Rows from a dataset

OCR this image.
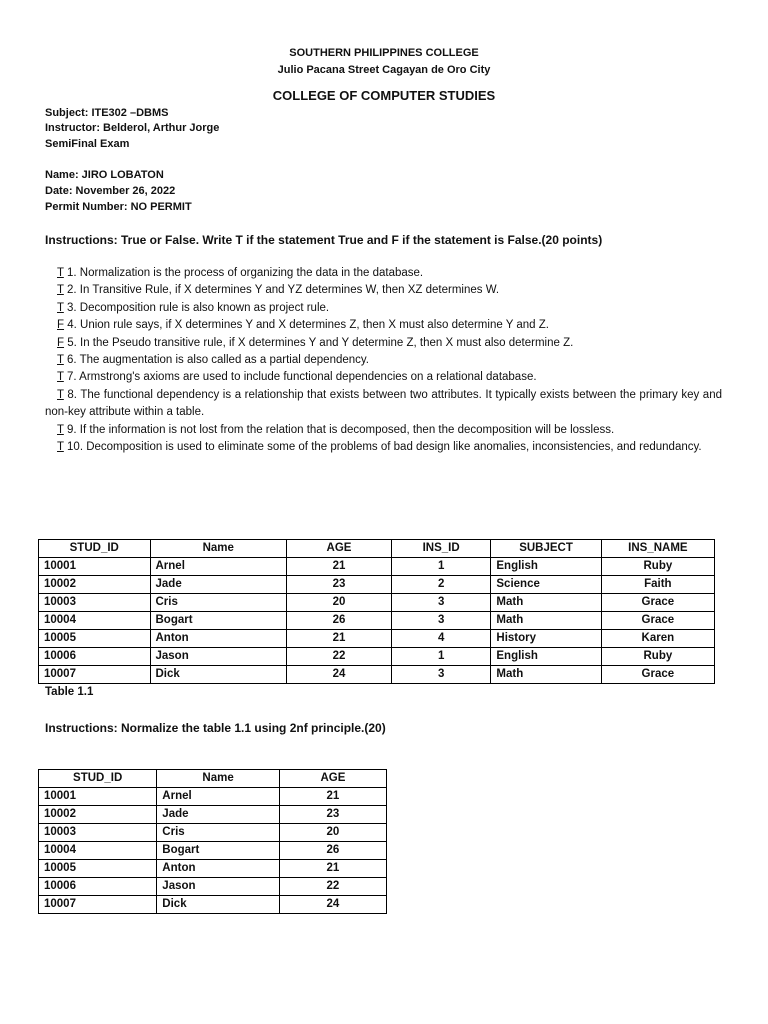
SOUTHERN PHILIPPINES COLLEGE
Julio Pacana Street Cagayan de Oro City
COLLEGE OF COMPUTER STUDIES
Subject: ITE302 –DBMS
Instructor: Belderol, Arthur Jorge
SemiFinal Exam
Name: JIRO LOBATON
Date: November 26, 2022
Permit Number: NO PERMIT
Instructions: True or False. Write T if the statement True and F if the statement is False.(20 points)
T 1. Normalization is the process of organizing the data in the database.
T 2. In Transitive Rule, if X determines Y and YZ determines W, then XZ determines W.
T 3. Decomposition rule is also known as project rule.
F 4. Union rule says, if X determines Y and X determines Z, then X must also determine Y and Z.
F 5. In the Pseudo transitive rule, if X determines Y and Y determine Z, then X must also determine Z.
T 6. The augmentation is also called as a partial dependency.
T 7. Armstrong's axioms are used to include functional dependencies on a relational database.
T 8. The functional dependency is a relationship that exists between two attributes. It typically exists between the primary key and non-key attribute within a table.
T 9. If the information is not lost from the relation that is decomposed, then the decomposition will be lossless.
T 10. Decomposition is used to eliminate some of the problems of bad design like anomalies, inconsistencies, and redundancy.
STUD_ID	Name	AGE	INS_ID	SUBJECT	INS_NAME
10001	Arnel	21	1	English	Ruby
10002	Jade	23	2	Science	Faith
10003	Cris	20	3	Math	Grace
10004	Bogart	26	3	Math	Grace
10005	Anton	21	4	History	Karen
10006	Jason	22	1	English	Ruby
10007	Dick	24	3	Math	Grace
Table 1.1
Instructions: Normalize the table 1.1 using 2nf principle.(20)
STUD_ID	Name	AGE
10001	Arnel	21
10002	Jade	23
10003	Cris	20
10004	Bogart	26
10005	Anton	21
10006	Jason	22
10007	Dick	24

| TASK |
Go through the entries above and print each one exactly, minus the pictures.

| RESULT |
OCR this image.
SOUTHERN PHILIPPINES COLLEGE
Julio Pacana Street Cagayan de Oro City
COLLEGE OF COMPUTER STUDIES
Subject: ITE302 –DBMS
Instructor: Belderol, Arthur Jorge
SemiFinal Exam
Name: JIRO LOBATON
Date: November 26, 2022
Permit Number: NO PERMIT
Instructions: True or False. Write T if the statement True and F if the statement is False.(20 points)
T 1. Normalization is the process of organizing the data in the database.
T 2. In Transitive Rule, if X determines Y and YZ determines W, then XZ determines W.
T 3. Decomposition rule is also known as project rule.
F 4. Union rule says, if X determines Y and X determines Z, then X must also determine Y and Z.
F 5. In the Pseudo transitive rule, if X determines Y and Y determine Z, then X must also determine Z.
T 6. The augmentation is also called as a partial dependency.
T 7. Armstrong's axioms are used to include functional dependencies on a relational database.
T 8. The functional dependency is a relationship that exists between two attributes. It typically exists between the primary key and non-key attribute within a table.
T 9. If the information is not lost from the relation that is decomposed, then the decomposition will be lossless.
T 10. Decomposition is used to eliminate some of the problems of bad design like anomalies, inconsistencies, and redundancy.
STUD_ID	Name	AGE	INS_ID	SUBJECT	INS_NAME
10001	Arnel	21	1	English	Ruby
10002	Jade	23	2	Science	Faith
10003	Cris	20	3	Math	Grace
10004	Bogart	26	3	Math	Grace
10005	Anton	21	4	History	Karen
10006	Jason	22	1	English	Ruby
10007	Dick	24	3	Math	Grace
Table 1.1
Instructions: Normalize the table 1.1 using 2nf principle.(20)
STUD_ID	Name	AGE
10001	Arnel	21
10002	Jade	23
10003	Cris	20
10004	Bogart	26
10005	Anton	21
10006	Jason	22
10007	Dick	24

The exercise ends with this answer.